■ GOAL
Please transcribe the records precisely; pictures stay out of your copy.

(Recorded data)
## START

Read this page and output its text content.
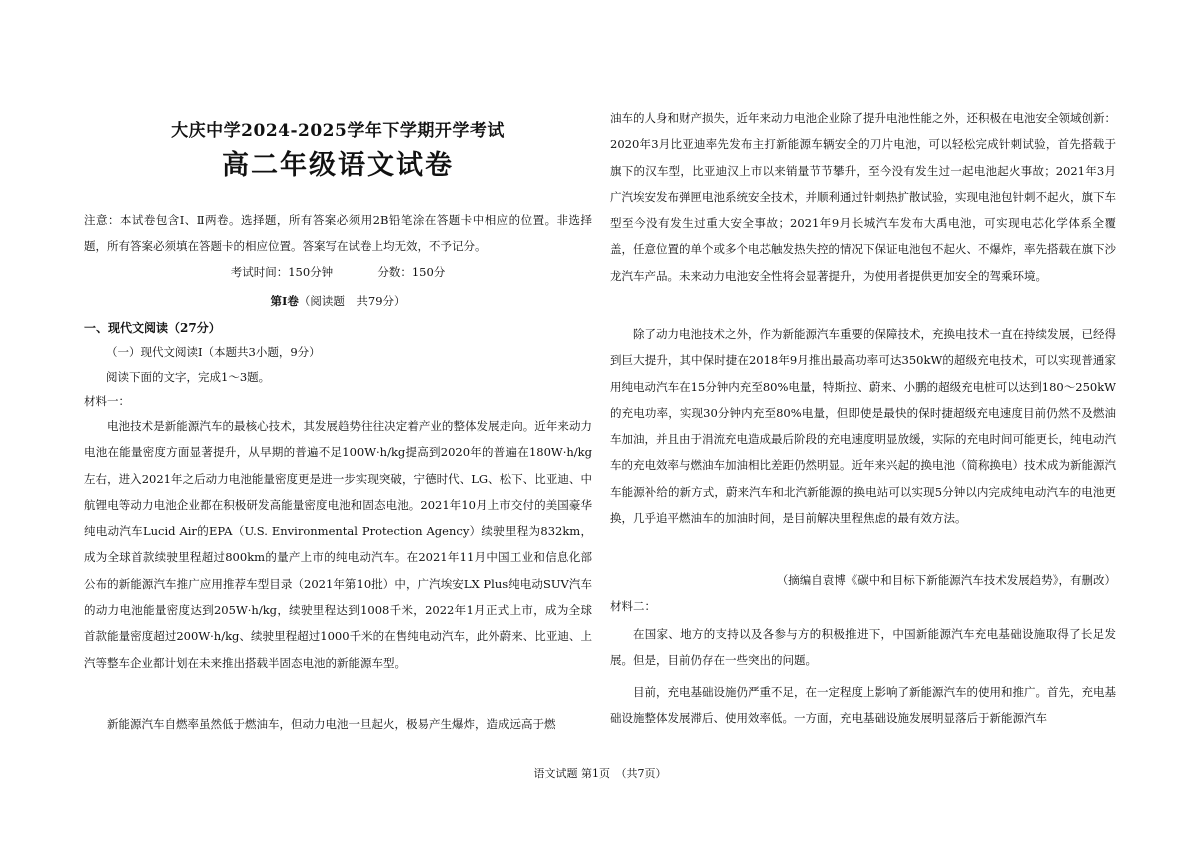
大庆中学2024-2025学年下学期开学考试
高二年级语文试卷
注意：本试卷包含Ⅰ、Ⅱ两卷。选择题，所有答案必须用2B铅笔涂在答题卡中相应的位置。非选择题，所有答案必须填在答题卡的相应位置。答案写在试卷上均无效，不予记分。
考试时间：150分钟　　　	分数：150分
第Ⅰ卷（阅读题　共79分）
一、现代文阅读（27分）
（一）现代文阅读Ⅰ（本题共3小题，9分）
阅读下面的文字，完成1～3题。
材料一：

电池技术是新能源汽车的最核心技术，其发展趋势往往决定着产业的整体发展走向。近年来动力电池在能量密度方面显著提升，从早期的普遍不足100W·h/kg提高到2020年的普遍在180W·h/kg左右，进入2021年之后动力电池能量密度更是进一步实现突破，宁德时代、LG、松下、比亚迪、中航锂电等动力电池企业都在积极研发高能量密度电池和固态电池。2021年10月上市交付的美国豪华纯电动汽车Lucid Air的EPA（U.S. Environmental Protection Agency）续驶里程为832km，成为全球首款续驶里程超过800km的量产上市的纯电动汽车。在2021年11月中国工业和信息化部公布的新能源汽车推广应用推荐车型目录（2021年第10批）中，广汽埃安LX Plus纯电动SUV汽车的动力电池能量密度达到205W·h/kg，续驶里程达到1008千米，2022年1月正式上市，成为全球首款能量密度超过200W·h/kg、续驶里程超过1000千米的在售纯电动汽车，此外蔚来、比亚迪、上汽等整车企业都计划在未来推出搭载半固态电池的新能源车型。

新能源汽车自燃率虽然低于燃油车，但动力电池一旦起火，极易产生爆炸，造成远高于燃

油车的人身和财产损失，近年来动力电池企业除了提升电池性能之外，还积极在电池安全领域创新：2020年3月比亚迪率先发布主打新能源车辆安全的刀片电池，可以轻松完成针刺试验，首先搭载于旗下的汉车型，比亚迪汉上市以来销量节节攀升，至今没有发生过一起电池起火事故；2021年3月广汽埃安发布弹匣电池系统安全技术，并顺利通过针刺热扩散试验，实现电池包针刺不起火，旗下车型至今没有发生过重大安全事故；2021年9月长城汽车发布大禹电池，可实现电芯化学体系全覆盖，任意位置的单个或多个电芯触发热失控的情况下保证电池包不起火、不爆炸，率先搭载在旗下沙龙汽车产品。未来动力电池安全性将会显著提升，为使用者提供更加安全的驾乘环境。

除了动力电池技术之外，作为新能源汽车重要的保障技术，充换电技术一直在持续发展，已经得到巨大提升，其中保时捷在2018年9月推出最高功率可达350kW的超级充电技术，可以实现普通家用纯电动汽车在15分钟内充至80%电量，特斯拉、蔚来、小鹏的超级充电桩可以达到180～250kW的充电功率，实现30分钟内充至80%电量，但即使是最快的保时捷超级充电速度目前仍然不及燃油车加油，并且由于涓流充电造成最后阶段的充电速度明显放缓，实际的充电时间可能更长，纯电动汽车的充电效率与燃油车加油相比差距仍然明显。近年来兴起的换电池（简称换电）技术成为新能源汽车能源补给的新方式，蔚来汽车和北汽新能源的换电站可以实现5分钟以内完成纯电动汽车的电池更换，几乎追平燃油车的加油时间，是目前解决里程焦虑的最有效方法。

（摘编自袁博《碳中和目标下新能源汽车技术发展趋势》，有删改）
材料二：

在国家、地方的支持以及各参与方的积极推进下，中国新能源汽车充电基础设施取得了长足发展。但是，目前仍存在一些突出的问题。

目前，充电基础设施仍严重不足，在一定程度上影响了新能源汽车的使用和推广。首先，充电基础设施整体发展滞后、使用效率低。一方面，充电基础设施发展明显落后于新能源汽车

语文试题 第1页　（共7页）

## END

■ FINISHED EXERCISE
Read this page and output its text content.
大庆中学2024-2025学年下学期开学考试
高二年级语文试卷
注意：本试卷包含Ⅰ、Ⅱ两卷。选择题，所有答案必须用2B铅笔涂在答题卡中相应的位置。非选择题，所有答案必须填在答题卡的相应位置。答案写在试卷上均无效，不予记分。
考试时间：150分钟　　　	分数：150分
第Ⅰ卷（阅读题　共79分）
一、现代文阅读（27分）
（一）现代文阅读Ⅰ（本题共3小题，9分）
阅读下面的文字，完成1～3题。
材料一：

电池技术是新能源汽车的最核心技术，其发展趋势往往决定着产业的整体发展走向。近年来动力电池在能量密度方面显著提升，从早期的普遍不足100W·h/kg提高到2020年的普遍在180W·h/kg左右，进入2021年之后动力电池能量密度更是进一步实现突破，宁德时代、LG、松下、比亚迪、中航锂电等动力电池企业都在积极研发高能量密度电池和固态电池。2021年10月上市交付的美国豪华纯电动汽车Lucid Air的EPA（U.S. Environmental Protection Agency）续驶里程为832km，成为全球首款续驶里程超过800km的量产上市的纯电动汽车。在2021年11月中国工业和信息化部公布的新能源汽车推广应用推荐车型目录（2021年第10批）中，广汽埃安LX Plus纯电动SUV汽车的动力电池能量密度达到205W·h/kg，续驶里程达到1008千米，2022年1月正式上市，成为全球首款能量密度超过200W·h/kg、续驶里程超过1000千米的在售纯电动汽车，此外蔚来、比亚迪、上汽等整车企业都计划在未来推出搭载半固态电池的新能源车型。

新能源汽车自燃率虽然低于燃油车，但动力电池一旦起火，极易产生爆炸，造成远高于燃

油车的人身和财产损失，近年来动力电池企业除了提升电池性能之外，还积极在电池安全领域创新：2020年3月比亚迪率先发布主打新能源车辆安全的刀片电池，可以轻松完成针刺试验，首先搭载于旗下的汉车型，比亚迪汉上市以来销量节节攀升，至今没有发生过一起电池起火事故；2021年3月广汽埃安发布弹匣电池系统安全技术，并顺利通过针刺热扩散试验，实现电池包针刺不起火，旗下车型至今没有发生过重大安全事故；2021年9月长城汽车发布大禹电池，可实现电芯化学体系全覆盖，任意位置的单个或多个电芯触发热失控的情况下保证电池包不起火、不爆炸，率先搭载在旗下沙龙汽车产品。未来动力电池安全性将会显著提升，为使用者提供更加安全的驾乘环境。

除了动力电池技术之外，作为新能源汽车重要的保障技术，充换电技术一直在持续发展，已经得到巨大提升，其中保时捷在2018年9月推出最高功率可达350kW的超级充电技术，可以实现普通家用纯电动汽车在15分钟内充至80%电量，特斯拉、蔚来、小鹏的超级充电桩可以达到180～250kW的充电功率，实现30分钟内充至80%电量，但即使是最快的保时捷超级充电速度目前仍然不及燃油车加油，并且由于涓流充电造成最后阶段的充电速度明显放缓，实际的充电时间可能更长，纯电动汽车的充电效率与燃油车加油相比差距仍然明显。近年来兴起的换电池（简称换电）技术成为新能源汽车能源补给的新方式，蔚来汽车和北汽新能源的换电站可以实现5分钟以内完成纯电动汽车的电池更换，几乎追平燃油车的加油时间，是目前解决里程焦虑的最有效方法。

（摘编自袁博《碳中和目标下新能源汽车技术发展趋势》，有删改）
材料二：

在国家、地方的支持以及各参与方的积极推进下，中国新能源汽车充电基础设施取得了长足发展。但是，目前仍存在一些突出的问题。

目前，充电基础设施仍严重不足，在一定程度上影响了新能源汽车的使用和推广。首先，充电基础设施整体发展滞后、使用效率低。一方面，充电基础设施发展明显落后于新能源汽车

语文试题 第1页　（共7页）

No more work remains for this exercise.